PROBLEM REQUIREMENTS.
Take every line from the listing below that includes "projects" and copy it.

######

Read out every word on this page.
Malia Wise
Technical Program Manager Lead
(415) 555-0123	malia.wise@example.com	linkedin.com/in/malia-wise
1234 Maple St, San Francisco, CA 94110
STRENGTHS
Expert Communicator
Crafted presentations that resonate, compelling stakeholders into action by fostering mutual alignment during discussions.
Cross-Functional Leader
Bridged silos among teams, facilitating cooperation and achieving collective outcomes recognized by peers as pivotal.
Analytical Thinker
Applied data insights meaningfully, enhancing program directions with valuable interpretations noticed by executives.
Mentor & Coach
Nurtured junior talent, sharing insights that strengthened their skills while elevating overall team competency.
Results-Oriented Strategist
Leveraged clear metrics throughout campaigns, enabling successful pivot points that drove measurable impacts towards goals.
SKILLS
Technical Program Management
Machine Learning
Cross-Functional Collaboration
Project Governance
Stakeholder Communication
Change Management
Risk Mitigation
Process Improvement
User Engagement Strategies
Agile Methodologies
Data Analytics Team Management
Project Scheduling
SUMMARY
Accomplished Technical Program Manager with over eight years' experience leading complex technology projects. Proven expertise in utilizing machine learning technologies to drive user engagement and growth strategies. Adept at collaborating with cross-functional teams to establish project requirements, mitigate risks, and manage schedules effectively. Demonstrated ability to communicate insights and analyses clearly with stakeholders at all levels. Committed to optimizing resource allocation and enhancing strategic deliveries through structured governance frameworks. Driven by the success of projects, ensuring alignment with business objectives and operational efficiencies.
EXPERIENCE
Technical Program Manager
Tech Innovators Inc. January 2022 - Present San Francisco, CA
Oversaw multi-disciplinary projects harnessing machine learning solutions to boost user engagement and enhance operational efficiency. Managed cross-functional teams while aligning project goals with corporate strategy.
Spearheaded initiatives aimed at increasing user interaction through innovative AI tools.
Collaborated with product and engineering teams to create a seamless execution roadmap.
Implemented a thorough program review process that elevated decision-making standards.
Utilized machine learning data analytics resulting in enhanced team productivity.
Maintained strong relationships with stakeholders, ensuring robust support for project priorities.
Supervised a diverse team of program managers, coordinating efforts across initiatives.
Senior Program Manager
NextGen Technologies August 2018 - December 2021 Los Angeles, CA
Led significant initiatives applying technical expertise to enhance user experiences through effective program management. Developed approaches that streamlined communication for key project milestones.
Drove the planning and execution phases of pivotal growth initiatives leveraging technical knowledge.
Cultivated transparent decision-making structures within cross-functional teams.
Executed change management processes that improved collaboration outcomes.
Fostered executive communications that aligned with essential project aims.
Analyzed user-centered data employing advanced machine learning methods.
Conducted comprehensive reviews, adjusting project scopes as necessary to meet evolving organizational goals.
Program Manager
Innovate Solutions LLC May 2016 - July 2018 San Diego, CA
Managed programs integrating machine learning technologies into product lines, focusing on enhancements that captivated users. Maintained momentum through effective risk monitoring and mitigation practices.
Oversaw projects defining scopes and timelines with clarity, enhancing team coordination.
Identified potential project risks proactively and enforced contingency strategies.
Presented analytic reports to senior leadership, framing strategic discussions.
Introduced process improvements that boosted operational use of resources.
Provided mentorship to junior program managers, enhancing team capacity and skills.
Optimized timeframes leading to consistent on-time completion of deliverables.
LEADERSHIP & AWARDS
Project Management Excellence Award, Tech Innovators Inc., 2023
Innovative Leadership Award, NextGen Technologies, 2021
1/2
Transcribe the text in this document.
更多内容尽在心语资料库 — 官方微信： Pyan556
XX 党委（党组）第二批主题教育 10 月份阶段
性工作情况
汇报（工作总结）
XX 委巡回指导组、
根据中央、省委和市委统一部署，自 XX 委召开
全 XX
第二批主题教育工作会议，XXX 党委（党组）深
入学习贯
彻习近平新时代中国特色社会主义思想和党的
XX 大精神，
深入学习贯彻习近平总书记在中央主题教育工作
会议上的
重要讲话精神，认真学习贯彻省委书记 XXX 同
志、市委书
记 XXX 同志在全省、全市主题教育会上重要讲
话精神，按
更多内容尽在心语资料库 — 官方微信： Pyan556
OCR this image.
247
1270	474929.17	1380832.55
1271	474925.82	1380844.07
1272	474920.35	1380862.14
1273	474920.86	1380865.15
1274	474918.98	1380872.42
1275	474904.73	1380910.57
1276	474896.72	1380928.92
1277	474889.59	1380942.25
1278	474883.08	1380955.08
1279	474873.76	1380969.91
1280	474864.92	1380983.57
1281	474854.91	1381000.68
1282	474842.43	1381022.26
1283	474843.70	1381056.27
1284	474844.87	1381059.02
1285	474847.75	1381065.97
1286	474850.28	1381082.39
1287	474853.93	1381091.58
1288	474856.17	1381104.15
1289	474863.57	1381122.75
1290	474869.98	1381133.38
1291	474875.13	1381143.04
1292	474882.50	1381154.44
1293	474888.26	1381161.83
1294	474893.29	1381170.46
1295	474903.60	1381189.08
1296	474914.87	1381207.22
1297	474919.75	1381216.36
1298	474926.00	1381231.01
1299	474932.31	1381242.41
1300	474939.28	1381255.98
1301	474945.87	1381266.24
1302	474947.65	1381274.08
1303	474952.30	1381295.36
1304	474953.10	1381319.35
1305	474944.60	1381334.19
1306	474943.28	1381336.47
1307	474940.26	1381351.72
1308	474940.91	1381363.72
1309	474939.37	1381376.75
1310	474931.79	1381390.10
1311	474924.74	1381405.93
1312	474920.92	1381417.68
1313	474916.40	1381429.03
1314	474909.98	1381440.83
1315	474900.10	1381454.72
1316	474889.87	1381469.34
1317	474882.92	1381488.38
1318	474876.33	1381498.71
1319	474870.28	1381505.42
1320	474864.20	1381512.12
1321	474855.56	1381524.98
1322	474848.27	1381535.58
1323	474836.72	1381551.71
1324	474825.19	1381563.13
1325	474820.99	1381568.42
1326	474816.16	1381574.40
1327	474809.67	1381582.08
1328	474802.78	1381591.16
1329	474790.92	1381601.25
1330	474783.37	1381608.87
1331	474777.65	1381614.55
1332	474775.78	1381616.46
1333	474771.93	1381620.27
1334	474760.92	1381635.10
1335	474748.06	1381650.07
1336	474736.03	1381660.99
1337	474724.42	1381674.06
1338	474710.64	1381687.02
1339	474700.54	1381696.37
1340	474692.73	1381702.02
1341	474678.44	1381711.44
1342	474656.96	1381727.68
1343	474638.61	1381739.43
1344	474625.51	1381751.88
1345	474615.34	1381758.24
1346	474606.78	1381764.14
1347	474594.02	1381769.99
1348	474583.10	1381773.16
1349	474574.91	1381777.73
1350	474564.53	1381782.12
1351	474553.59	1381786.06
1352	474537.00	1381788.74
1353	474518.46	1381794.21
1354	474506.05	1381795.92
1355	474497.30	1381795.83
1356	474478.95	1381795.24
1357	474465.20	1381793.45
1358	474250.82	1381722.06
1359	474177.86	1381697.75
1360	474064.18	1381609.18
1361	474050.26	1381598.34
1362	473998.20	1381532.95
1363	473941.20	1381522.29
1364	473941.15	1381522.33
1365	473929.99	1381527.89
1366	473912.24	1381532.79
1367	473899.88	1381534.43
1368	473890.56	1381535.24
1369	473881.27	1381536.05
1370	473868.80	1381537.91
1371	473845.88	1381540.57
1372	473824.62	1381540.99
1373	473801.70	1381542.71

######

RESPONSE TO THIS TASK.
Accomplished Technical Program Manager with over eight years' experience leading complex technology projects. Proven expertise in utilizing machine learning technologies to drive user engagement and growth strategies. Adept at collaborating with cross-functional teams to establish project requirements, mitigate risks, and manage schedules effectively. Demonstrated ability to communicate insights and analyses clearly with stakeholders at all levels. Committed to optimizing resource allocation and enhancing strategic deliveries through structured governance frameworks. Driven by the success of projects, ensuring alignment with business objectives and operational efficiencies.
Oversaw multi-disciplinary projects harnessing machine learning solutions to boost user engagement and enhance operational efficiency. Managed cross-functional teams while aligning project goals with corporate strategy.
Oversaw projects defining scopes and timelines with clarity, enhancing team coordination.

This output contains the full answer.